------ The input
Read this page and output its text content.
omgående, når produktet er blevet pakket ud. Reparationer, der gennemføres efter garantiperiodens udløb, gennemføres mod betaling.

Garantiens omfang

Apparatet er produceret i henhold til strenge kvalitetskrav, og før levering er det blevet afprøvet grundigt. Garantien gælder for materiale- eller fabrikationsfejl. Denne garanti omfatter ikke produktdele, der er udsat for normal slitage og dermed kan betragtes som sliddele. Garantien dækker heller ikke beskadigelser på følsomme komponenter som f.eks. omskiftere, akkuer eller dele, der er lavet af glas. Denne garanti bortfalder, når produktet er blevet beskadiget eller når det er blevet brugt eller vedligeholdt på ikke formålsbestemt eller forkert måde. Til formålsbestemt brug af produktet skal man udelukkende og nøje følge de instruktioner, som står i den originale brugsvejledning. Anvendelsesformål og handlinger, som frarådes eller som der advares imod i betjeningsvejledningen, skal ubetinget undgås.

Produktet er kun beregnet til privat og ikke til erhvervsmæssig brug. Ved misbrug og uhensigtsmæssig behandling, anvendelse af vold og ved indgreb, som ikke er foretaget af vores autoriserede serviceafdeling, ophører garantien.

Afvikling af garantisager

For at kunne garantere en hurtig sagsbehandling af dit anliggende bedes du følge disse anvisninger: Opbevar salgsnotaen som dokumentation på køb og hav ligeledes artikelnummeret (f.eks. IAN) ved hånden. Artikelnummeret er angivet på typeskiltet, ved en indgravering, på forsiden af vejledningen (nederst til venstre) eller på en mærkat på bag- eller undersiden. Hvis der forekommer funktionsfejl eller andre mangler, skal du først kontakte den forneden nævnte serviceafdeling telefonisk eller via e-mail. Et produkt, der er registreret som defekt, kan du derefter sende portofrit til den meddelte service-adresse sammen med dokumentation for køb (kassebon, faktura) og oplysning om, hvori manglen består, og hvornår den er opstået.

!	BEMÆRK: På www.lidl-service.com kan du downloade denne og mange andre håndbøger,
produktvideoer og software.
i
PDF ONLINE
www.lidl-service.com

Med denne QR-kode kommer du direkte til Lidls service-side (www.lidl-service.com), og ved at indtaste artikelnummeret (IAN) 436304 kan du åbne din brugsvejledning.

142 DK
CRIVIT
------------
------ The input
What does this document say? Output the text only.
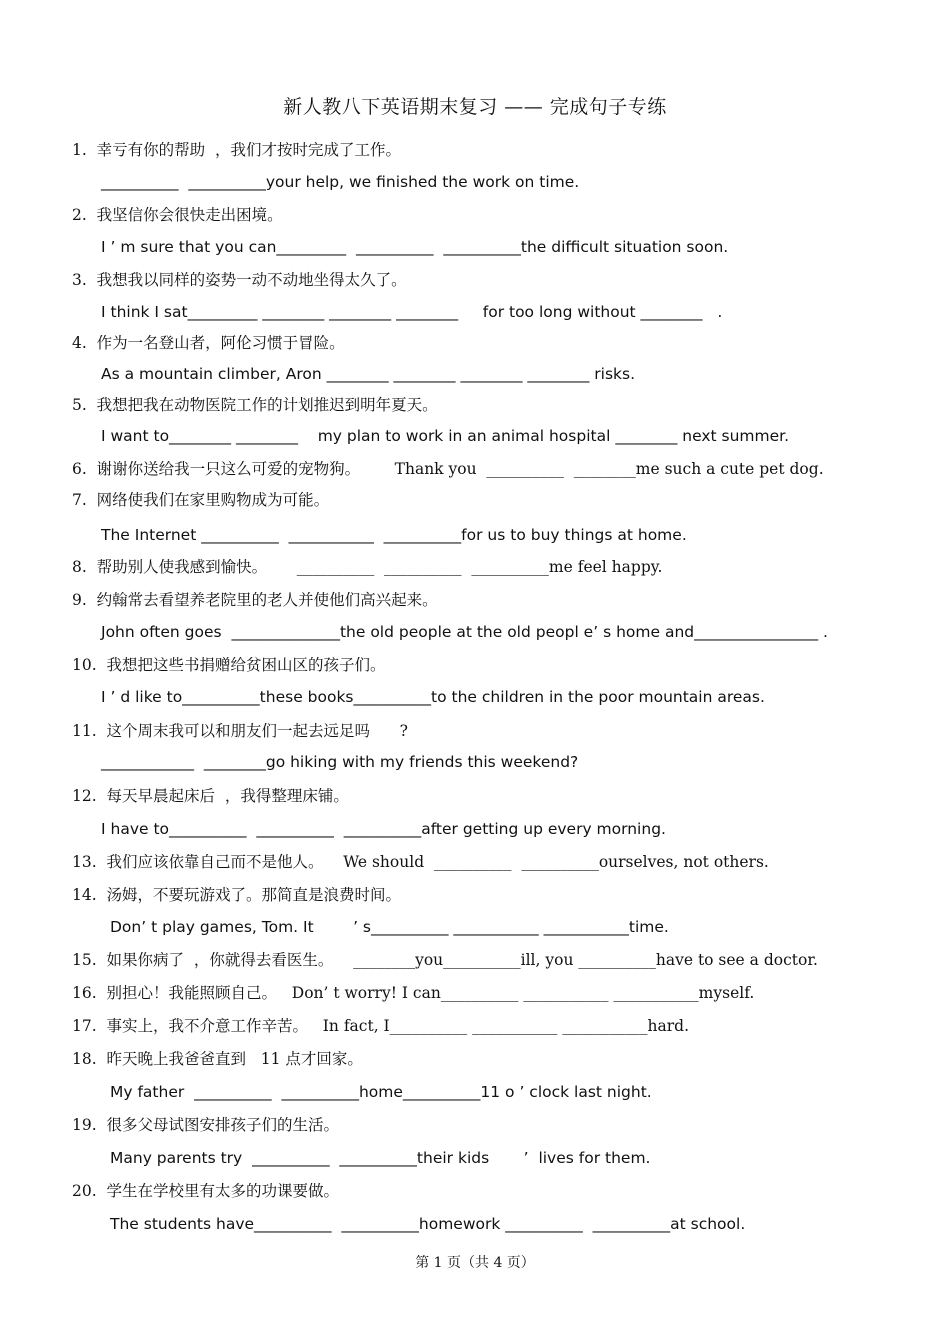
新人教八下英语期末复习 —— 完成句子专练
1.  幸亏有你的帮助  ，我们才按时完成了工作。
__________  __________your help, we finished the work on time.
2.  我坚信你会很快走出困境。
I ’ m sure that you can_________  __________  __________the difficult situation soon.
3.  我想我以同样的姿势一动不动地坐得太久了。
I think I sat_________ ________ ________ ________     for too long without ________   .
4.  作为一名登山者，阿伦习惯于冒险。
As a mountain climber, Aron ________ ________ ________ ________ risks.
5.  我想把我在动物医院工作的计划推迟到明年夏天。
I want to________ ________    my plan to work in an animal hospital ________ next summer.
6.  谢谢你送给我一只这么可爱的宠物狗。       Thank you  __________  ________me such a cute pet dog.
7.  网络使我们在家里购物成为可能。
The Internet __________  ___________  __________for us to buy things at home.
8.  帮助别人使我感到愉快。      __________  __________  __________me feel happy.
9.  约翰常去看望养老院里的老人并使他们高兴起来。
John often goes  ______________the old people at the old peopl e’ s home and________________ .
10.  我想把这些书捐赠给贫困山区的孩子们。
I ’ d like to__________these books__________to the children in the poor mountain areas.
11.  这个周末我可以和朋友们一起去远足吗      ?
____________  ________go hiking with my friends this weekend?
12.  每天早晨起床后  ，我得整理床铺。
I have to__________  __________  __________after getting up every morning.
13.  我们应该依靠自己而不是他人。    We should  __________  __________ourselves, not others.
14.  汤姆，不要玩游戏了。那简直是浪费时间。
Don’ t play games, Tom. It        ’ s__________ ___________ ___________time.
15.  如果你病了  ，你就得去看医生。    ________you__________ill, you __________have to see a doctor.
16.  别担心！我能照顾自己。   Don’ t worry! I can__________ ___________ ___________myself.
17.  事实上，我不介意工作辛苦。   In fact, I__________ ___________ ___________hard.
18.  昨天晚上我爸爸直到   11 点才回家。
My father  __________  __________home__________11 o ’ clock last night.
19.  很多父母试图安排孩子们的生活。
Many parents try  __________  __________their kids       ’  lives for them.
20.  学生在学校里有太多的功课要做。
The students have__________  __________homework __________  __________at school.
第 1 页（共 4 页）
------------
### Request
Pick out each line containing the string "text" and copy it.

### Written solution
Read this page and output its text content.
What does this document say? Output the text only.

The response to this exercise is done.